%%

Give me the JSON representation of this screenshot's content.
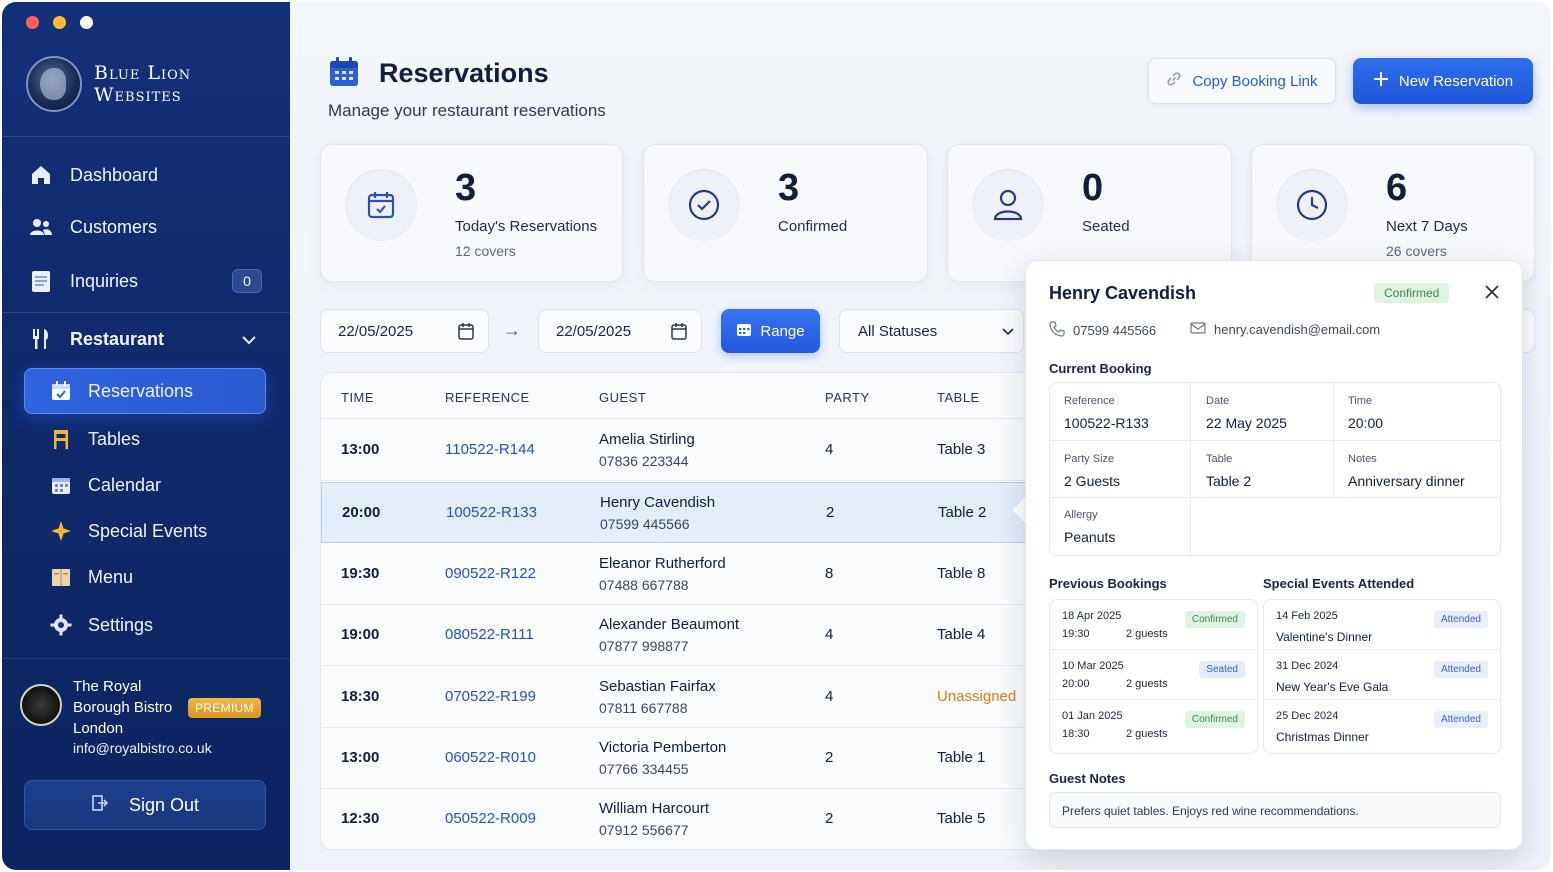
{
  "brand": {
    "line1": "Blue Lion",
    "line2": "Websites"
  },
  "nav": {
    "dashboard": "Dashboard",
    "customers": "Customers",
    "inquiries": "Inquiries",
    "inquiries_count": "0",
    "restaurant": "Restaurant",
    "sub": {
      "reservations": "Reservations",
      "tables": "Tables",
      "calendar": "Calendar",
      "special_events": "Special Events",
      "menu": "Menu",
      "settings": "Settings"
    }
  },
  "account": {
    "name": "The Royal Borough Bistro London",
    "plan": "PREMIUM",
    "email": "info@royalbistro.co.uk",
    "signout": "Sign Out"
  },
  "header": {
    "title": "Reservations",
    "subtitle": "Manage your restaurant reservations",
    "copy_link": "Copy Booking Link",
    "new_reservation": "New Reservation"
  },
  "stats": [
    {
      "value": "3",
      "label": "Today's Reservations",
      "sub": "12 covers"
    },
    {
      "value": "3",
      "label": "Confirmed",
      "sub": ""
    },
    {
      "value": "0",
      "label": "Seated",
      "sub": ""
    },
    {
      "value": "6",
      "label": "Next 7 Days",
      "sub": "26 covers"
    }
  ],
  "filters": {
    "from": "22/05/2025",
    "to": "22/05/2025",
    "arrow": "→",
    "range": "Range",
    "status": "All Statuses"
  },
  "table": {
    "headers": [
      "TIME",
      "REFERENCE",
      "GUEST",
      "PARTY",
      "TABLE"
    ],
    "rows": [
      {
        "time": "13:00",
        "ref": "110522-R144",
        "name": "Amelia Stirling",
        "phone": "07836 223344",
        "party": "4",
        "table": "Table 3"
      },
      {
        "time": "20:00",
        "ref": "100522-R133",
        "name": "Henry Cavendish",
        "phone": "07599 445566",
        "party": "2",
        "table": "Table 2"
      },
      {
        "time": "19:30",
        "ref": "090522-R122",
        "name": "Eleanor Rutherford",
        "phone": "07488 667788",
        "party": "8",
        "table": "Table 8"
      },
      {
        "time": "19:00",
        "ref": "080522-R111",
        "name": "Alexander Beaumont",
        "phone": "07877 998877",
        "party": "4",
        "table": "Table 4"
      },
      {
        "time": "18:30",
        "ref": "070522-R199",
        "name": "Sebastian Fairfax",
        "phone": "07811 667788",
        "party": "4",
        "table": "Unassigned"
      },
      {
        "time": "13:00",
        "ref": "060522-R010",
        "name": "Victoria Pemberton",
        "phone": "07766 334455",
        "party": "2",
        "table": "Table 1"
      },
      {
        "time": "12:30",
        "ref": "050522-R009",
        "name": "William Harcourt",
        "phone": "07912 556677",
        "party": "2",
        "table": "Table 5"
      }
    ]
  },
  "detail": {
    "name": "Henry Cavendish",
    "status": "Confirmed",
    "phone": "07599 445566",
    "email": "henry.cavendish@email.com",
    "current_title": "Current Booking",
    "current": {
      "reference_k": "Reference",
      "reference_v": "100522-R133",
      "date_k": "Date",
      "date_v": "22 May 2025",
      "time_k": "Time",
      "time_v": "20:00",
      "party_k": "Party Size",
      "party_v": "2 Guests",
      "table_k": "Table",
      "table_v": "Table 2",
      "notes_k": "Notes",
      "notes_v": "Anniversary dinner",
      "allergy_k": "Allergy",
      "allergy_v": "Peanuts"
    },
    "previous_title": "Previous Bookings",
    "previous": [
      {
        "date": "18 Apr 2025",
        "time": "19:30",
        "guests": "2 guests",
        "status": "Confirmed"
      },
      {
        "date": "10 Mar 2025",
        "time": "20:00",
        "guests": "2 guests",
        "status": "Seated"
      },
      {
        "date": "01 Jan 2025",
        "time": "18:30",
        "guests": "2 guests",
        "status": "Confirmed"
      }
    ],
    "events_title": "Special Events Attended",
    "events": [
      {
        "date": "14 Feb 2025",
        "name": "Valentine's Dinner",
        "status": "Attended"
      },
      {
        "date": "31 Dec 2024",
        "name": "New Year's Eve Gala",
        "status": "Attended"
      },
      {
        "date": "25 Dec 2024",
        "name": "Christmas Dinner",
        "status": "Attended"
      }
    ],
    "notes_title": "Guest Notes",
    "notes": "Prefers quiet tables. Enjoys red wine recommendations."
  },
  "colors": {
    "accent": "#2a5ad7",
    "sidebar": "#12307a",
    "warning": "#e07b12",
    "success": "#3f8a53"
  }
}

%%

What the exercise asks: Keep the pictures out of the copy and write out the data exactly as it stands.

The result:
Give me the JSON representation of this screenshot's content.
{
  "brand": {
    "line1": "Blue Lion",
    "line2": "Websites"
  },
  "nav": {
    "dashboard": "Dashboard",
    "customers": "Customers",
    "inquiries": "Inquiries",
    "inquiries_count": "0",
    "restaurant": "Restaurant",
    "sub": {
      "reservations": "Reservations",
      "tables": "Tables",
      "calendar": "Calendar",
      "special_events": "Special Events",
      "menu": "Menu",
      "settings": "Settings"
    }
  },
  "account": {
    "name": "The Royal Borough Bistro London",
    "plan": "PREMIUM",
    "email": "info@royalbistro.co.uk",
    "signout": "Sign Out"
  },
  "header": {
    "title": "Reservations",
    "subtitle": "Manage your restaurant reservations",
    "copy_link": "Copy Booking Link",
    "new_reservation": "New Reservation"
  },
  "stats": [
    {
      "value": "3",
      "label": "Today's Reservations",
      "sub": "12 covers"
    },
    {
      "value": "3",
      "label": "Confirmed",
      "sub": ""
    },
    {
      "value": "0",
      "label": "Seated",
      "sub": ""
    },
    {
      "value": "6",
      "label": "Next 7 Days",
      "sub": "26 covers"
    }
  ],
  "filters": {
    "from": "22/05/2025",
    "to": "22/05/2025",
    "arrow": "→",
    "range": "Range",
    "status": "All Statuses"
  },
  "table": {
    "headers": [
      "TIME",
      "REFERENCE",
      "GUEST",
      "PARTY",
      "TABLE"
    ],
    "rows": [
      {
        "time": "13:00",
        "ref": "110522-R144",
        "name": "Amelia Stirling",
        "phone": "07836 223344",
        "party": "4",
        "table": "Table 3"
      },
      {
        "time": "20:00",
        "ref": "100522-R133",
        "name": "Henry Cavendish",
        "phone": "07599 445566",
        "party": "2",
        "table": "Table 2"
      },
      {
        "time": "19:30",
        "ref": "090522-R122",
        "name": "Eleanor Rutherford",
        "phone": "07488 667788",
        "party": "8",
        "table": "Table 8"
      },
      {
        "time": "19:00",
        "ref": "080522-R111",
        "name": "Alexander Beaumont",
        "phone": "07877 998877",
        "party": "4",
        "table": "Table 4"
      },
      {
        "time": "18:30",
        "ref": "070522-R199",
        "name": "Sebastian Fairfax",
        "phone": "07811 667788",
        "party": "4",
        "table": "Unassigned"
      },
      {
        "time": "13:00",
        "ref": "060522-R010",
        "name": "Victoria Pemberton",
        "phone": "07766 334455",
        "party": "2",
        "table": "Table 1"
      },
      {
        "time": "12:30",
        "ref": "050522-R009",
        "name": "William Harcourt",
        "phone": "07912 556677",
        "party": "2",
        "table": "Table 5"
      }
    ]
  },
  "detail": {
    "name": "Henry Cavendish",
    "status": "Confirmed",
    "phone": "07599 445566",
    "email": "henry.cavendish@email.com",
    "current_title": "Current Booking",
    "current": {
      "reference_k": "Reference",
      "reference_v": "100522-R133",
      "date_k": "Date",
      "date_v": "22 May 2025",
      "time_k": "Time",
      "time_v": "20:00",
      "party_k": "Party Size",
      "party_v": "2 Guests",
      "table_k": "Table",
      "table_v": "Table 2",
      "notes_k": "Notes",
      "notes_v": "Anniversary dinner",
      "allergy_k": "Allergy",
      "allergy_v": "Peanuts"
    },
    "previous_title": "Previous Bookings",
    "previous": [
      {
        "date": "18 Apr 2025",
        "time": "19:30",
        "guests": "2 guests",
        "status": "Confirmed"
      },
      {
        "date": "10 Mar 2025",
        "time": "20:00",
        "guests": "2 guests",
        "status": "Seated"
      },
      {
        "date": "01 Jan 2025",
        "time": "18:30",
        "guests": "2 guests",
        "status": "Confirmed"
      }
    ],
    "events_title": "Special Events Attended",
    "events": [
      {
        "date": "14 Feb 2025",
        "name": "Valentine's Dinner",
        "status": "Attended"
      },
      {
        "date": "31 Dec 2024",
        "name": "New Year's Eve Gala",
        "status": "Attended"
      },
      {
        "date": "25 Dec 2024",
        "name": "Christmas Dinner",
        "status": "Attended"
      }
    ],
    "notes_title": "Guest Notes",
    "notes": "Prefers quiet tables. Enjoys red wine recommendations."
  },
  "colors": {
    "accent": "#2a5ad7",
    "sidebar": "#12307a",
    "warning": "#e07b12",
    "success": "#3f8a53"
  }
}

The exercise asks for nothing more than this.